◆ **WHAT THE TASK ASKS**:
Transcribe the lines between the one containing "divider bbox=[33, 332, 1354, 333]" and the one containing "help-icon[interactable]: ? bbox=[623, 562, 639, 577]", inclusive.

>>>>

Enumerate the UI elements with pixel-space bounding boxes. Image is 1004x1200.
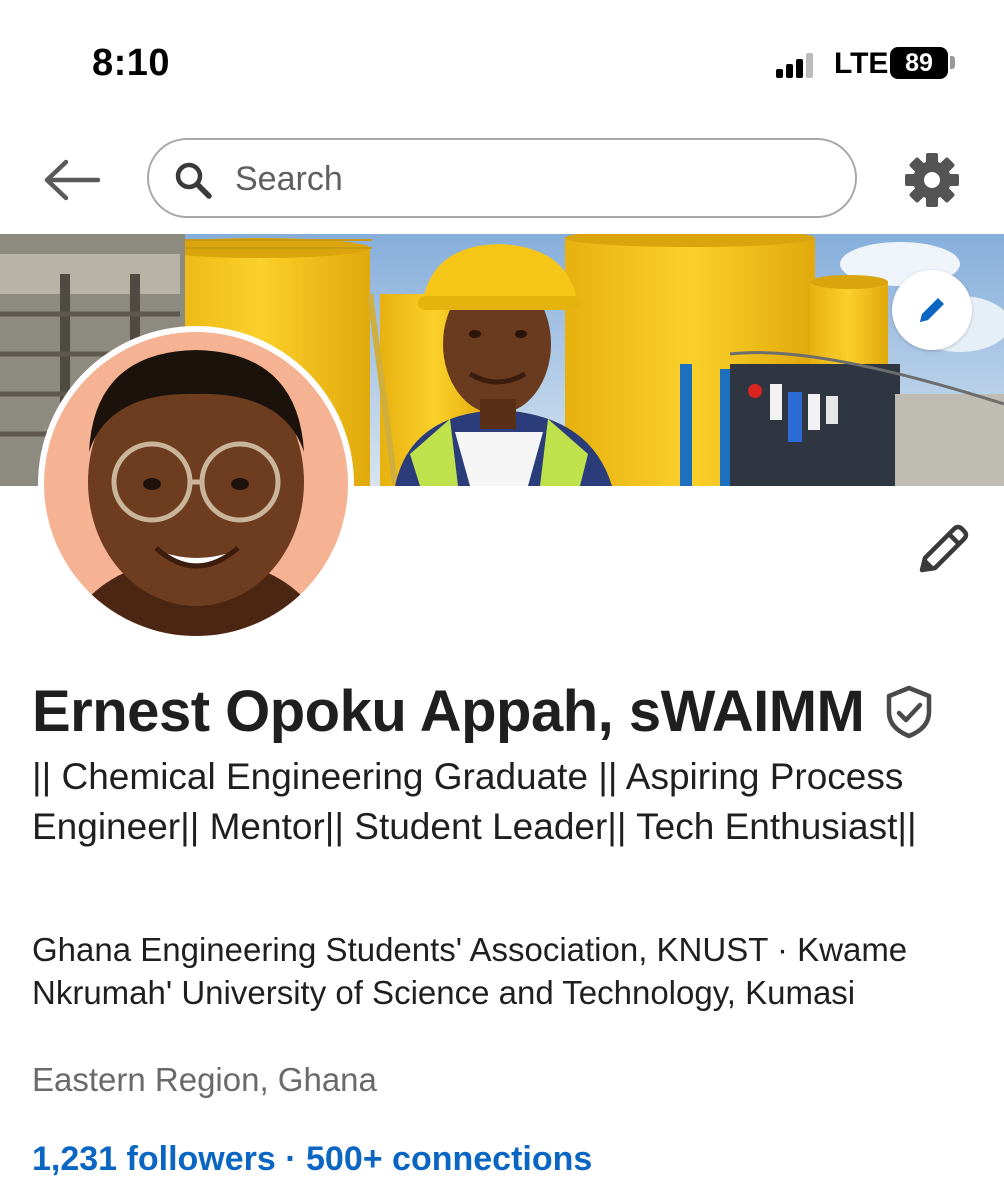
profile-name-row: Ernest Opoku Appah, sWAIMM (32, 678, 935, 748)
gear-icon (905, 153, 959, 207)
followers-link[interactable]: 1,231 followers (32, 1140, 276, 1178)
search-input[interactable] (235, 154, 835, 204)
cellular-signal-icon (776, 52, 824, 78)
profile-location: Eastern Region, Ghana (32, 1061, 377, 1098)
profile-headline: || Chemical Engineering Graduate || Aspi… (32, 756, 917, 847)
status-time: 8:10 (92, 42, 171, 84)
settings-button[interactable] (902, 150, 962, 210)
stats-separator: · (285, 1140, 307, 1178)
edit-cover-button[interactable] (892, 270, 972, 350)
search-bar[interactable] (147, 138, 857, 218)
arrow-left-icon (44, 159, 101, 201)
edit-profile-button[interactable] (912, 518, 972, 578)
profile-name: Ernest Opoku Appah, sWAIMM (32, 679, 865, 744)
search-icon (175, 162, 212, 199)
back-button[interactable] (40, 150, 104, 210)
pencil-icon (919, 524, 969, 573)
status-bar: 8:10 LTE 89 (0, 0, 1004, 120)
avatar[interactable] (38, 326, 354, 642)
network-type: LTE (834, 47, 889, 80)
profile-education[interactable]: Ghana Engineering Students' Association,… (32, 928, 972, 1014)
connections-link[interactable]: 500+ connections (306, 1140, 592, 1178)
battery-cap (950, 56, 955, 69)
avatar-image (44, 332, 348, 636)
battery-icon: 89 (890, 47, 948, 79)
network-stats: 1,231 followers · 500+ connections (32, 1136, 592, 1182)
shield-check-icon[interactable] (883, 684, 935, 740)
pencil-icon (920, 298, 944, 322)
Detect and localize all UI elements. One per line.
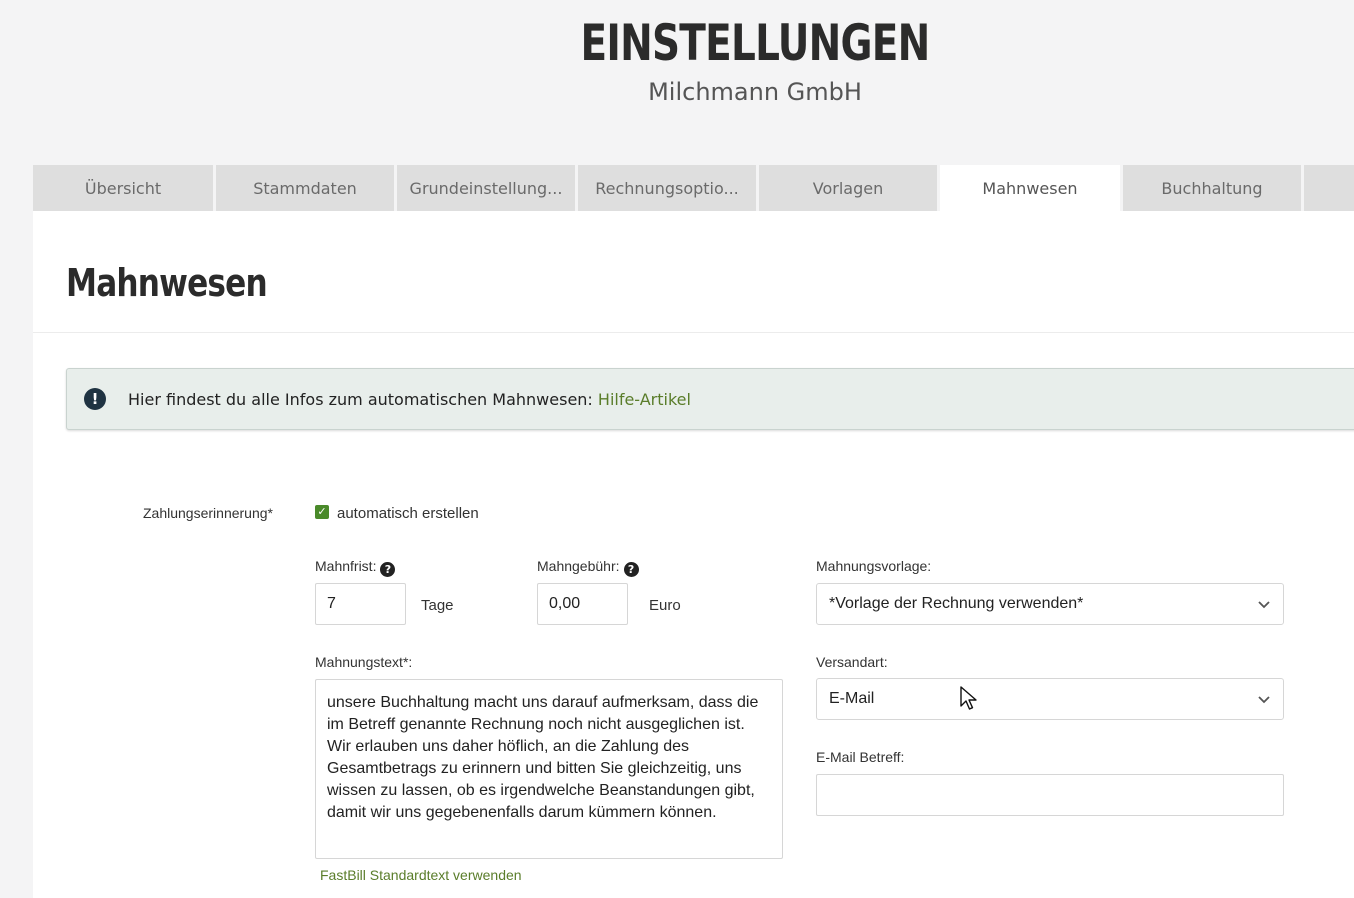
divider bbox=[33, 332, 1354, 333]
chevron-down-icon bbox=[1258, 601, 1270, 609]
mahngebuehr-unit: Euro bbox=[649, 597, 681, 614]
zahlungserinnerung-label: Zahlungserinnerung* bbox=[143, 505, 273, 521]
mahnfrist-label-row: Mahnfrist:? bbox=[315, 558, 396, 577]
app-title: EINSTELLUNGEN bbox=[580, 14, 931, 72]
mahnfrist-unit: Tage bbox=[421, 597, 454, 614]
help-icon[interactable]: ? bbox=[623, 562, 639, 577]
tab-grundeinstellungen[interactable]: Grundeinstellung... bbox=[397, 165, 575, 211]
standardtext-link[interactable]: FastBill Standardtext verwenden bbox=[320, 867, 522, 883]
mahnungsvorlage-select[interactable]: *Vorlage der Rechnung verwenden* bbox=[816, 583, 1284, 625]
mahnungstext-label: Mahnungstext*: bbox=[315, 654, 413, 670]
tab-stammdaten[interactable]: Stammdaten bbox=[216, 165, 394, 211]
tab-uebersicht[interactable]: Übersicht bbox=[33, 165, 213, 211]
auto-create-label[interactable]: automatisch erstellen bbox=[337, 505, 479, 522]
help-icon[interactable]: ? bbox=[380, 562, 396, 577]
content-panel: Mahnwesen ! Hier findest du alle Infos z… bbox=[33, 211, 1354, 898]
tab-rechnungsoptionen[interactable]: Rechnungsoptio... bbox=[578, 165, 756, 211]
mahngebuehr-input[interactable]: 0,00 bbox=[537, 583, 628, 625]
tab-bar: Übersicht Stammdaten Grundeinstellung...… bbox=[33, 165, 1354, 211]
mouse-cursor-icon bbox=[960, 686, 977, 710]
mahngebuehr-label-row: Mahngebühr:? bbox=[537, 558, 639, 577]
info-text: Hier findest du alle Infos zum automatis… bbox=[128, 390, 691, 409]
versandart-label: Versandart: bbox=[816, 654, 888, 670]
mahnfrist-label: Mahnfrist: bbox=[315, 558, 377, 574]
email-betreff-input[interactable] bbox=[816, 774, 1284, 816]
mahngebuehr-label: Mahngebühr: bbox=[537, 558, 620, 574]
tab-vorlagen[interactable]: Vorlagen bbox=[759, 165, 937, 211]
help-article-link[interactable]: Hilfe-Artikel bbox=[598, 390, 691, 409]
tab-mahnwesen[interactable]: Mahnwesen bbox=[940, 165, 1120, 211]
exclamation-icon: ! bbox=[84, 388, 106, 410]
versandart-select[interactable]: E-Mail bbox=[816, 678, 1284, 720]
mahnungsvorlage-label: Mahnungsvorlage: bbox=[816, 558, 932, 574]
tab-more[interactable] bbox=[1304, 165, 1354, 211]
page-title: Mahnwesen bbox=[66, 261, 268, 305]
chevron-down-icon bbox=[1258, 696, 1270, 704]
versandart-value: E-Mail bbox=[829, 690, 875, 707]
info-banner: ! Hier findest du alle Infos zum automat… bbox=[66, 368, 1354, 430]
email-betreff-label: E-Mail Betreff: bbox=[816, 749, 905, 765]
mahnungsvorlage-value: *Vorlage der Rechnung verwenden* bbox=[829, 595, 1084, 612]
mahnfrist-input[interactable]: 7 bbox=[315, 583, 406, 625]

<<<<

◆ **FULL SOLUTION**:
divider bbox=[33, 332, 1354, 333]
chevron-down-icon bbox=[1258, 601, 1270, 609]
mahngebuehr-unit: Euro bbox=[649, 597, 681, 614]
zahlungserinnerung-label: Zahlungserinnerung* bbox=[143, 505, 273, 521]
mahnfrist-label-row: Mahnfrist:? bbox=[315, 558, 396, 577]
app-title: EINSTELLUNGEN bbox=[580, 14, 931, 72]
mahnfrist-unit: Tage bbox=[421, 597, 454, 614]
help-icon[interactable]: ? bbox=[623, 562, 639, 577]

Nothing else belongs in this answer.